> [WHAT TO DO]: Quote word for word the lines from the one containing "author-handle[interactable]: @agchaparro_ xyxy=(298,3,411,22)" through the one containing "list-item: 2 Con", including both of those lines.

— start of RECORDS PROVIDED —

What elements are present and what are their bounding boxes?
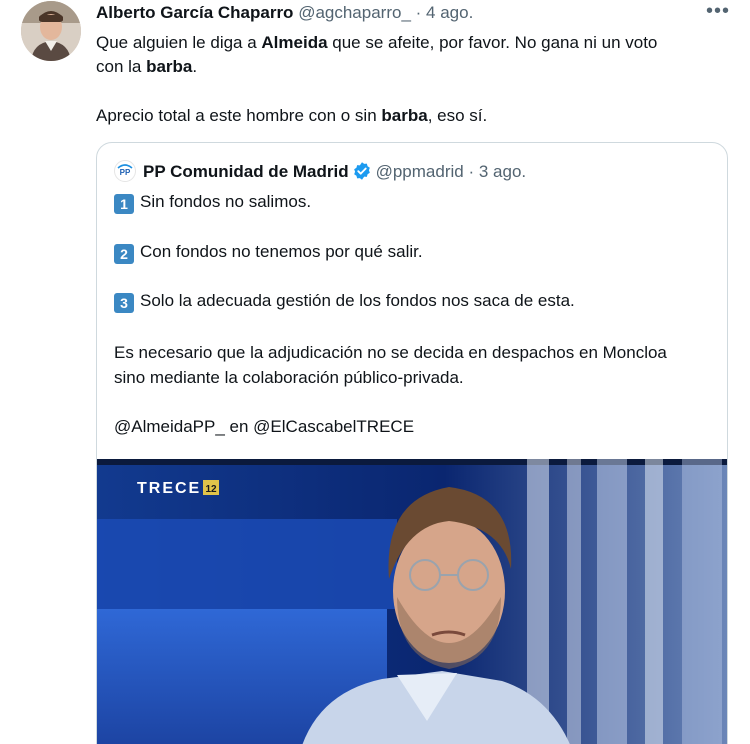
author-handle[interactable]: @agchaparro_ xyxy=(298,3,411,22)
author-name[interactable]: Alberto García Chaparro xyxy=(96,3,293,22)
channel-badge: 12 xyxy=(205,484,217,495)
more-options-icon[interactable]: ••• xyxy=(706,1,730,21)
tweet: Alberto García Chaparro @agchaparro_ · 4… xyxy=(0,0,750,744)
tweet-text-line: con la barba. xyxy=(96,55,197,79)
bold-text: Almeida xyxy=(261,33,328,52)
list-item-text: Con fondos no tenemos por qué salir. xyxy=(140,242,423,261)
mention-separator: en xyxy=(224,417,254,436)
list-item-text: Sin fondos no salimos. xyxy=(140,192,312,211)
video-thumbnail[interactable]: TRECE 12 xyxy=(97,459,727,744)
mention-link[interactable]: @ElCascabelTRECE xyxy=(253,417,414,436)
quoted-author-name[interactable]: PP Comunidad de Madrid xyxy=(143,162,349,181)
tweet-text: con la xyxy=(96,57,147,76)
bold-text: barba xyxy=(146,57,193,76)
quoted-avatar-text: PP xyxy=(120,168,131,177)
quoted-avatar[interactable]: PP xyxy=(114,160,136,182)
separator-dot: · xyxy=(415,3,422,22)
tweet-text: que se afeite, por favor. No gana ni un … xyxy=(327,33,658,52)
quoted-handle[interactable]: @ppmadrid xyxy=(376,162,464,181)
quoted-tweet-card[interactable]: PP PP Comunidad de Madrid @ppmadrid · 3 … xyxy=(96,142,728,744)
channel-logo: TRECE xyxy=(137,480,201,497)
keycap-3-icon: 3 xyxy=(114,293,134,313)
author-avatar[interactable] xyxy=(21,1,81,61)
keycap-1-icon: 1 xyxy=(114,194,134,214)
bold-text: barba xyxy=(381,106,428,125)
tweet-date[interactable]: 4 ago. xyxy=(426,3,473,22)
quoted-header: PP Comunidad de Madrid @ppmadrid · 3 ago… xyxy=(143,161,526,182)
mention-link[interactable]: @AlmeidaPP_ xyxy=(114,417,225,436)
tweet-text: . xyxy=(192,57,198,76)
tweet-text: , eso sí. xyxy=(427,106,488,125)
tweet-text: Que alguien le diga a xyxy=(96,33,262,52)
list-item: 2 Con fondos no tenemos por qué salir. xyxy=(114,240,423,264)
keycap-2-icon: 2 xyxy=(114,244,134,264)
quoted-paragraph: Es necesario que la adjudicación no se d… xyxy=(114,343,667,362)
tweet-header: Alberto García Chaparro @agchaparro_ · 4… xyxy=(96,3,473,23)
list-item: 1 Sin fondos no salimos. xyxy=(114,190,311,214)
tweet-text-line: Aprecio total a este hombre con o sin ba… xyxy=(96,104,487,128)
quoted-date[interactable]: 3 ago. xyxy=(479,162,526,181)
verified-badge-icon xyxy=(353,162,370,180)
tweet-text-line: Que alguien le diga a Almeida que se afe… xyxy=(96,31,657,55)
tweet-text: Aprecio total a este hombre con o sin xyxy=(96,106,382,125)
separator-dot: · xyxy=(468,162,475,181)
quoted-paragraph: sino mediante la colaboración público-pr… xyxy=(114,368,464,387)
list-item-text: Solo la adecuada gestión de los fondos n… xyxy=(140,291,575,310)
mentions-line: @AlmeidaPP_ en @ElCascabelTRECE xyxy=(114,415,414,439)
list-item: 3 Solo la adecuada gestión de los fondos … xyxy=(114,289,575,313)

— end of RECORDS PROVIDED —
— start of RECORDS PROVIDED —

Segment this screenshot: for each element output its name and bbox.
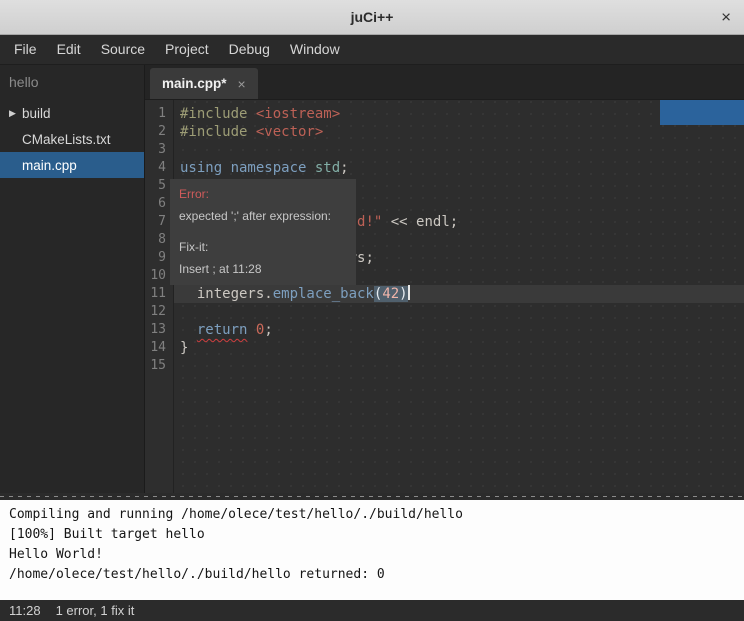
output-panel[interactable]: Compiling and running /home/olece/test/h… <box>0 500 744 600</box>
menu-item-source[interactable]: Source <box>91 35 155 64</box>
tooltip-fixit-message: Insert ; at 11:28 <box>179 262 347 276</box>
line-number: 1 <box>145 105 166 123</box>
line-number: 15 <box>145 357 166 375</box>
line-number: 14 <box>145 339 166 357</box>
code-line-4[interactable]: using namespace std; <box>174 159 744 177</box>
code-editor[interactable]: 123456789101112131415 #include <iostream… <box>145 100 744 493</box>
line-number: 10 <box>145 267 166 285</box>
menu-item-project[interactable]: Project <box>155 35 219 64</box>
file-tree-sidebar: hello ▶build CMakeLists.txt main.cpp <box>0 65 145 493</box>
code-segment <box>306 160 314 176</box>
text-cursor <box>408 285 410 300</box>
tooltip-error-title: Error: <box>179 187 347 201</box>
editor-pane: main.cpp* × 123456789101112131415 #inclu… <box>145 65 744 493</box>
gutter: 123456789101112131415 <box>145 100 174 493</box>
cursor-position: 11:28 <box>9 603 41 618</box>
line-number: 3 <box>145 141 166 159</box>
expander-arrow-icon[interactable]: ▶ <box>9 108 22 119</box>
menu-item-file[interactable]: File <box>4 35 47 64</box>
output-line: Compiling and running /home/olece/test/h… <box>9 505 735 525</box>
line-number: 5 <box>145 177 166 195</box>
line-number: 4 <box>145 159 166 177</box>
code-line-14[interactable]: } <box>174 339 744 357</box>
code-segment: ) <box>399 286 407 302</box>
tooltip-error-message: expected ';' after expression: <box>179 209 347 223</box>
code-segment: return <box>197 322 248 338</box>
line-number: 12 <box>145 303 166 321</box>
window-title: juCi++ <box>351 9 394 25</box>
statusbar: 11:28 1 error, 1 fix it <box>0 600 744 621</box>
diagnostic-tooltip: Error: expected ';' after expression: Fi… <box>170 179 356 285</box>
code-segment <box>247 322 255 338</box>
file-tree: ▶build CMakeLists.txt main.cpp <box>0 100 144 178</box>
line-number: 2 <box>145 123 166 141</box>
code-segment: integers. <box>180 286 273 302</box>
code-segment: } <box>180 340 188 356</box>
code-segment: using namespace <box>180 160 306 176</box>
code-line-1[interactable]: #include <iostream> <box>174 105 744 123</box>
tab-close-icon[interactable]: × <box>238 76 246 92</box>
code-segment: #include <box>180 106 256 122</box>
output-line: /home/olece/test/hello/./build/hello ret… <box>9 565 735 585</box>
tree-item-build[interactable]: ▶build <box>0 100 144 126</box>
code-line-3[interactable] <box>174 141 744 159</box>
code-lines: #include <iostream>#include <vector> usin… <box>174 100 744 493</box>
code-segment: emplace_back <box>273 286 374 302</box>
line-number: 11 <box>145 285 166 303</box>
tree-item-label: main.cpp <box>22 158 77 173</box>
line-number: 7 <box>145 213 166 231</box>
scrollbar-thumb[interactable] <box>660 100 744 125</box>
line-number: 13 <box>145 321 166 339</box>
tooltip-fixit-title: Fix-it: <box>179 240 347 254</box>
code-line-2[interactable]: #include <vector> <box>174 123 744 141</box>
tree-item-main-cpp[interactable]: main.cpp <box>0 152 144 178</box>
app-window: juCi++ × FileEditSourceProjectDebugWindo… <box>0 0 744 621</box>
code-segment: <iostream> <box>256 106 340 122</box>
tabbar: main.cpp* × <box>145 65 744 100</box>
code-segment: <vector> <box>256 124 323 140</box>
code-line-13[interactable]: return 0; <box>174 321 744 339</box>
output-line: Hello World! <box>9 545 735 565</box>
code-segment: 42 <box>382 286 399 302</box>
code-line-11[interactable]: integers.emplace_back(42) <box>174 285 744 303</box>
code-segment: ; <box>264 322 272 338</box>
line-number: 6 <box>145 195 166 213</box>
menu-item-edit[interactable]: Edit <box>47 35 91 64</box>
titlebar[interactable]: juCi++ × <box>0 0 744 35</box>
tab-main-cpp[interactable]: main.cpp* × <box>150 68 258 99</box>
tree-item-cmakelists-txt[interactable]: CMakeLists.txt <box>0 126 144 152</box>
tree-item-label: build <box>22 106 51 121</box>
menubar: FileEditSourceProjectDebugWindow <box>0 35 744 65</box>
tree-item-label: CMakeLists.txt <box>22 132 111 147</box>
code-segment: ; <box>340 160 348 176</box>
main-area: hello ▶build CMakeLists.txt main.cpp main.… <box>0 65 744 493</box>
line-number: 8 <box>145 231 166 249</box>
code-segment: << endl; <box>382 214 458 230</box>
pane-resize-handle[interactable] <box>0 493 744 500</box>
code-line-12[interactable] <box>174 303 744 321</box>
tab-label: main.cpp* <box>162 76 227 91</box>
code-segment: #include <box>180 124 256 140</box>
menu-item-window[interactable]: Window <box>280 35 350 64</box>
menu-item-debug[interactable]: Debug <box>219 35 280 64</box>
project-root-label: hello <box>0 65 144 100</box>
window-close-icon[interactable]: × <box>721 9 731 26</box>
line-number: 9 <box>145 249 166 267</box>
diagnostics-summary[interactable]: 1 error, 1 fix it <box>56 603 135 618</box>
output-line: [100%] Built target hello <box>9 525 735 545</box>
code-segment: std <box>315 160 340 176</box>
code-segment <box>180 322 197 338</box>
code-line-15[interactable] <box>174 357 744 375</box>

— end of RECORDS PROVIDED —

> [SOLUTION]:
author-handle[interactable]: @agchaparro_ xyxy=(298,3,411,22)
author-name[interactable]: Alberto García Chaparro xyxy=(96,3,293,22)
channel-badge: 12 xyxy=(205,484,217,495)
more-options-icon[interactable]: ••• xyxy=(706,1,730,21)
tweet: Alberto García Chaparro @agchaparro_ · 4… xyxy=(0,0,750,744)
tweet-text-line: con la barba. xyxy=(96,55,197,79)
bold-text: Almeida xyxy=(261,33,328,52)
list-item-text: Con fondos no tenemos por qué salir. xyxy=(140,242,423,261)
mention-separator: en xyxy=(224,417,254,436)
list-item-text: Sin fondos no salimos. xyxy=(140,192,312,211)
video-thumbnail[interactable]: TRECE 12 xyxy=(97,459,727,744)
mention-link[interactable]: @ElCascabelTRECE xyxy=(253,417,414,436)
quoted-author-name[interactable]: PP Comunidad de Madrid xyxy=(143,162,349,181)
tweet-text: con la xyxy=(96,57,147,76)
bold-text: barba xyxy=(146,57,193,76)
quoted-avatar-text: PP xyxy=(120,168,131,177)
quoted-avatar[interactable]: PP xyxy=(114,160,136,182)
separator-dot: · xyxy=(415,3,422,22)
tweet-text: que se afeite, por favor. No gana ni un … xyxy=(327,33,658,52)
quoted-handle[interactable]: @ppmadrid xyxy=(376,162,464,181)
quoted-tweet-card[interactable]: PP PP Comunidad de Madrid @ppmadrid · 3 … xyxy=(96,142,728,744)
channel-logo: TRECE xyxy=(137,480,201,497)
keycap-3-icon: 3 xyxy=(114,293,134,313)
author-avatar[interactable] xyxy=(21,1,81,61)
keycap-1-icon: 1 xyxy=(114,194,134,214)
bold-text: barba xyxy=(381,106,428,125)
tweet-date[interactable]: 4 ago. xyxy=(426,3,473,22)
quoted-header: PP Comunidad de Madrid @ppmadrid · 3 ago… xyxy=(143,161,526,182)
mention-link[interactable]: @AlmeidaPP_ xyxy=(114,417,225,436)
tweet-text: . xyxy=(192,57,198,76)
tweet-text: , eso sí. xyxy=(427,106,488,125)
tweet-text: Que alguien le diga a xyxy=(96,33,262,52)
list-item: 2 Con fondos no tenemos por qué salir. xyxy=(114,240,423,264)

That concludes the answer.